Stored data:
▼
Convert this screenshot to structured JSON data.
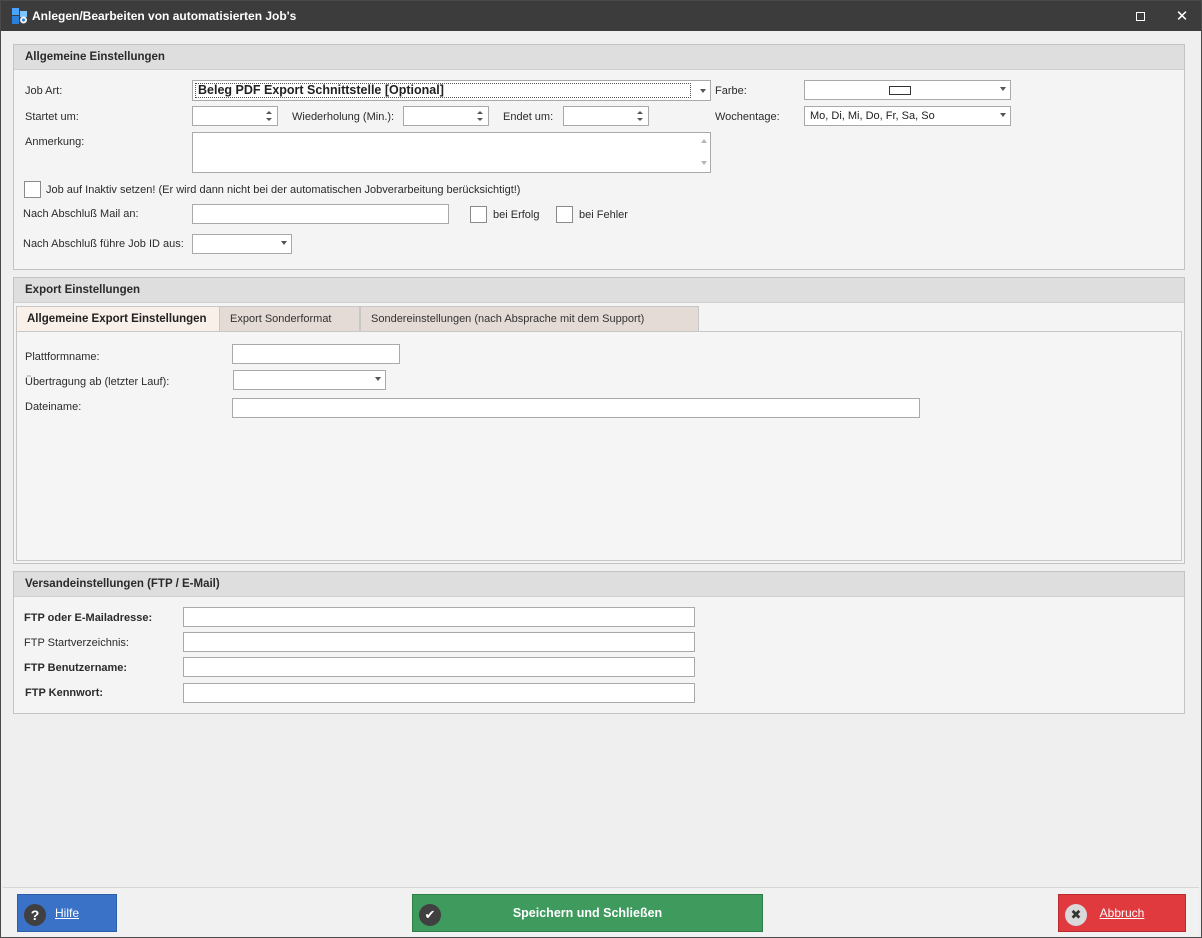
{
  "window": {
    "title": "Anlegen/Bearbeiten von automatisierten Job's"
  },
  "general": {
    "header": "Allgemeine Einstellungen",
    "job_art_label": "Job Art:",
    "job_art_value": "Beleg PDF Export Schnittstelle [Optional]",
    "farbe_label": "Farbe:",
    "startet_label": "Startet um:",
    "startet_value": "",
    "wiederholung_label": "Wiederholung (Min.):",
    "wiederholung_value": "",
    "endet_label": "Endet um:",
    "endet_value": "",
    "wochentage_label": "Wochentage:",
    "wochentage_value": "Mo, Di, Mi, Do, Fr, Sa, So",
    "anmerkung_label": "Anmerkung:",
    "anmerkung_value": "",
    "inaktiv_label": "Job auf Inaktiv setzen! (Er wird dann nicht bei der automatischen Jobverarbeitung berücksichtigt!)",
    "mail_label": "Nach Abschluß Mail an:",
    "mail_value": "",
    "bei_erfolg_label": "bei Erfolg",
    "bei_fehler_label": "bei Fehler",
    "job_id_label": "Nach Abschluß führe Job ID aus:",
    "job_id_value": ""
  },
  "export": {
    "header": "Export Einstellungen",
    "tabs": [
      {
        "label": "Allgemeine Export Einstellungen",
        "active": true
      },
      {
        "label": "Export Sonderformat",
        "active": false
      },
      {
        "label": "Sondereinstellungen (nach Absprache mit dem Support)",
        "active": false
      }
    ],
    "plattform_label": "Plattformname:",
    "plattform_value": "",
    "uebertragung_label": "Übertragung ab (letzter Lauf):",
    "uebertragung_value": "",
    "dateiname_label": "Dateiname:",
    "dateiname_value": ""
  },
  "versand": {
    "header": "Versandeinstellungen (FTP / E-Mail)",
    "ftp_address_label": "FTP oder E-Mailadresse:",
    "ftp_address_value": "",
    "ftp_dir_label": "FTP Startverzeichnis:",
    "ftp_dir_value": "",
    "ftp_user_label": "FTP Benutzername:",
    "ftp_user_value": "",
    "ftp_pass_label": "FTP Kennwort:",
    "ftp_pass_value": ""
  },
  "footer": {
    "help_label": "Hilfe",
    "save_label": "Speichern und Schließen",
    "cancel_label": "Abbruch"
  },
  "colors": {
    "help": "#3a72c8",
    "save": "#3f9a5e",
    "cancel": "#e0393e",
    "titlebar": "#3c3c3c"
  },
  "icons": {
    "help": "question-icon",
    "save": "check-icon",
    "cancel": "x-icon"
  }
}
▲
▼
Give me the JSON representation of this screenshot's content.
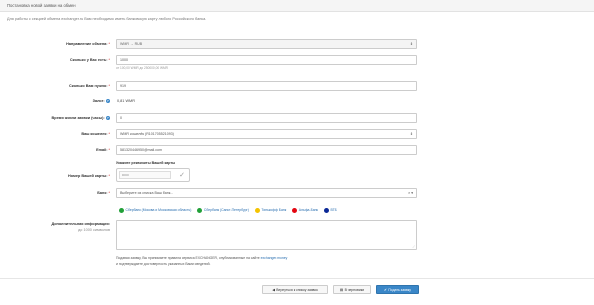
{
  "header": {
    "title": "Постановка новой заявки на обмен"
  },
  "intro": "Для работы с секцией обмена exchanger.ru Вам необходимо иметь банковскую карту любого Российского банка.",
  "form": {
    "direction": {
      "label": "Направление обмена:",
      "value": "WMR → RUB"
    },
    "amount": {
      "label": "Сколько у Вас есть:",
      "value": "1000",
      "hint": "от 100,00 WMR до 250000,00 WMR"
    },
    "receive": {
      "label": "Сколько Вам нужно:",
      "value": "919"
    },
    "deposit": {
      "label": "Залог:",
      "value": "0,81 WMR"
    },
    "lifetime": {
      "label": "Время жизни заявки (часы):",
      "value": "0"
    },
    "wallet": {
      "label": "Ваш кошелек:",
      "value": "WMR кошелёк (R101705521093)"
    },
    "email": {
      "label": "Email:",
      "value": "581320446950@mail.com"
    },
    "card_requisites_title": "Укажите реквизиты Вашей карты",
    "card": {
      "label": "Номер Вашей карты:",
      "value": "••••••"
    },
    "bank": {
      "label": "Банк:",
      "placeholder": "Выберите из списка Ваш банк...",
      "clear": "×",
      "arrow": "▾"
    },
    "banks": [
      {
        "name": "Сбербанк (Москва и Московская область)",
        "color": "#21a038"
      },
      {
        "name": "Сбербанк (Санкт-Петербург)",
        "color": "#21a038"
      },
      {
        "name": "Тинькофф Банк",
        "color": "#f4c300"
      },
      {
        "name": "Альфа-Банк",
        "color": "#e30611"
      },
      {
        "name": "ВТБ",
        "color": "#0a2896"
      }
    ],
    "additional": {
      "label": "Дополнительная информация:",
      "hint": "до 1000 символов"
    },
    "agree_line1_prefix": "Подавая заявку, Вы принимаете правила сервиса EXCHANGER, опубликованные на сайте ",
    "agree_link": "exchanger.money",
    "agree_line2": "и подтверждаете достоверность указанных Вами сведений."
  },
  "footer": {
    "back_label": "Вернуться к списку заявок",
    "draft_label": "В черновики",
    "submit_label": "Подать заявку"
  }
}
▲
Read the lines above. Gather those in which the string "обмена" is found.

__The answer__.
  "intro": "Для работы с секцией обмена exchanger.ru Вам необходимо иметь банковскую карту любого Российского банка.",
      "label": "Направление обмена:",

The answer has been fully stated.